AIM OF THE TASK: Scan the material below for lines with the word "Background" and report how many there are, with nothing added.

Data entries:
- - - - - - -
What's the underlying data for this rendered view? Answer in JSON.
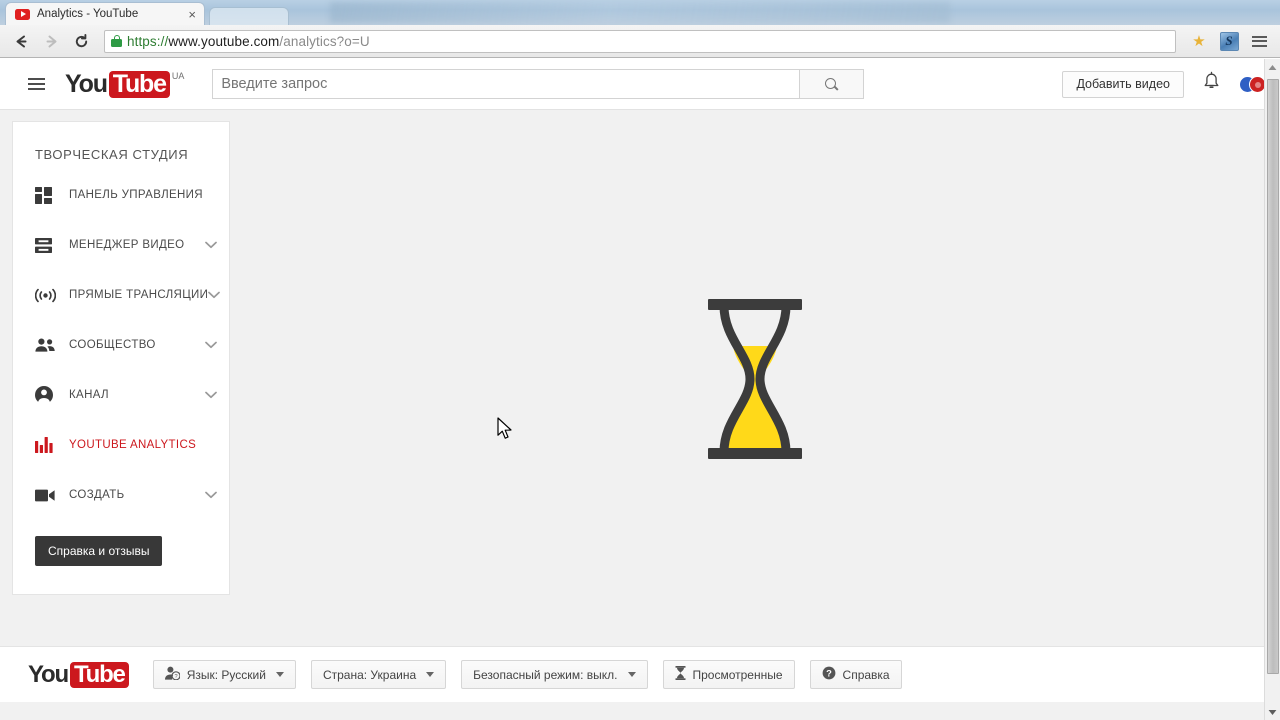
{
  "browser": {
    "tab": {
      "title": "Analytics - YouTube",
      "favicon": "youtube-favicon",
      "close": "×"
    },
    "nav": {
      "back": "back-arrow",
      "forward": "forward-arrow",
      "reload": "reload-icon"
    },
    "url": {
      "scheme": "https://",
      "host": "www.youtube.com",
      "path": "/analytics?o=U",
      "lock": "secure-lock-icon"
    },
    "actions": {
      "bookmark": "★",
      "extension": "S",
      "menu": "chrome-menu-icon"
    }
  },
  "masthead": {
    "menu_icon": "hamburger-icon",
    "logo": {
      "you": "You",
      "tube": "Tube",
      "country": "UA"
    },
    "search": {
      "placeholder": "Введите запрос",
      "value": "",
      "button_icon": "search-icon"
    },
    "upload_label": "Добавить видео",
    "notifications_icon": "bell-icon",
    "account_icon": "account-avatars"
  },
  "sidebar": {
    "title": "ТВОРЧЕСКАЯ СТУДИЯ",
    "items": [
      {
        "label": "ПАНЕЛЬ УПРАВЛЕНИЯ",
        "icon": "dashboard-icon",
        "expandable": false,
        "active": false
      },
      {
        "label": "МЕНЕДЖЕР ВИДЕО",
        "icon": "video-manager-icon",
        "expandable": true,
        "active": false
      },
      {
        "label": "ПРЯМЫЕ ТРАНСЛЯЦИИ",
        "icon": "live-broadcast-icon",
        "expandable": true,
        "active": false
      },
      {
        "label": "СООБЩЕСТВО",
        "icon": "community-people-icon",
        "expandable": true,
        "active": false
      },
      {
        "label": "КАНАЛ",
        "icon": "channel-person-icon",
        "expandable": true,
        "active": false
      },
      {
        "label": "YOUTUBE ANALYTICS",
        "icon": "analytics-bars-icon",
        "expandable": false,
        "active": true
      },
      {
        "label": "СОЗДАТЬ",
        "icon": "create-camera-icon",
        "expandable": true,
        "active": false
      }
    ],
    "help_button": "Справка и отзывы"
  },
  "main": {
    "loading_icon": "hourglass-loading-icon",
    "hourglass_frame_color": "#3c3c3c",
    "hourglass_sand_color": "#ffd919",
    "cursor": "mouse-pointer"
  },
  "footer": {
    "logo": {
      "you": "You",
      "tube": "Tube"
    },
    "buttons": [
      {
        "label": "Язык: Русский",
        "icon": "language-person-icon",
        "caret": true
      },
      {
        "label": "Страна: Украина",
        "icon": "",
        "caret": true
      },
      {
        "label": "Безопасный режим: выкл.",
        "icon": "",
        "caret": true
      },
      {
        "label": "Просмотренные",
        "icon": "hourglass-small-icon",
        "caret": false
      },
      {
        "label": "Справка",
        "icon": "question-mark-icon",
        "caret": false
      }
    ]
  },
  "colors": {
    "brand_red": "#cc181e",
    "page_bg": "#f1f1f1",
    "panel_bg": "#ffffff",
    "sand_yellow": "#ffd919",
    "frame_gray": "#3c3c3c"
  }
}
- - - - - - -
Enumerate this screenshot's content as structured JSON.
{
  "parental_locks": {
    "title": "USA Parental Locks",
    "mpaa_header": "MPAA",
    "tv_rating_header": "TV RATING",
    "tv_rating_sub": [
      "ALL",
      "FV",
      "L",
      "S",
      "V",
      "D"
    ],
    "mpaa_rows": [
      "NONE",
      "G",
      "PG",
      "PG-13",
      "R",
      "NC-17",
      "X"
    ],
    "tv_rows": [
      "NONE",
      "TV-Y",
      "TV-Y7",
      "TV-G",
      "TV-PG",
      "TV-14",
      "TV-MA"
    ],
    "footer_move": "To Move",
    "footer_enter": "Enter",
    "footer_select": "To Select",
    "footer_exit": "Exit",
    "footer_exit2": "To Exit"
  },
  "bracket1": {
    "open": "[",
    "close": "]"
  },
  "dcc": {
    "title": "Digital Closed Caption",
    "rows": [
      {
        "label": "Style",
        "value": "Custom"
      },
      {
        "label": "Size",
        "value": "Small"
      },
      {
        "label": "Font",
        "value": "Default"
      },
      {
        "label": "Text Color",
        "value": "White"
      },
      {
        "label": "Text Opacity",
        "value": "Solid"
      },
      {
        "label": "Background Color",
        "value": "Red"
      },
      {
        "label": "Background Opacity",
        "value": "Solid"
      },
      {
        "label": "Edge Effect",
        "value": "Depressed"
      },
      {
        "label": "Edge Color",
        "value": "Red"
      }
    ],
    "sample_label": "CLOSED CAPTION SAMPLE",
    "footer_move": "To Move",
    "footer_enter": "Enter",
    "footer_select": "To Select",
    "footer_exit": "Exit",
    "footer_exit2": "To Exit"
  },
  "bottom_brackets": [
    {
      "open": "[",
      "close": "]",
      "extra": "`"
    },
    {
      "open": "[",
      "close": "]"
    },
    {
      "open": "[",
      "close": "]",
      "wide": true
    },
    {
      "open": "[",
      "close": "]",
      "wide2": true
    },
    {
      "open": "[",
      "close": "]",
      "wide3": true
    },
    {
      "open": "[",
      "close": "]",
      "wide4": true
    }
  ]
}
- - - - - - -
SOLUTION: 2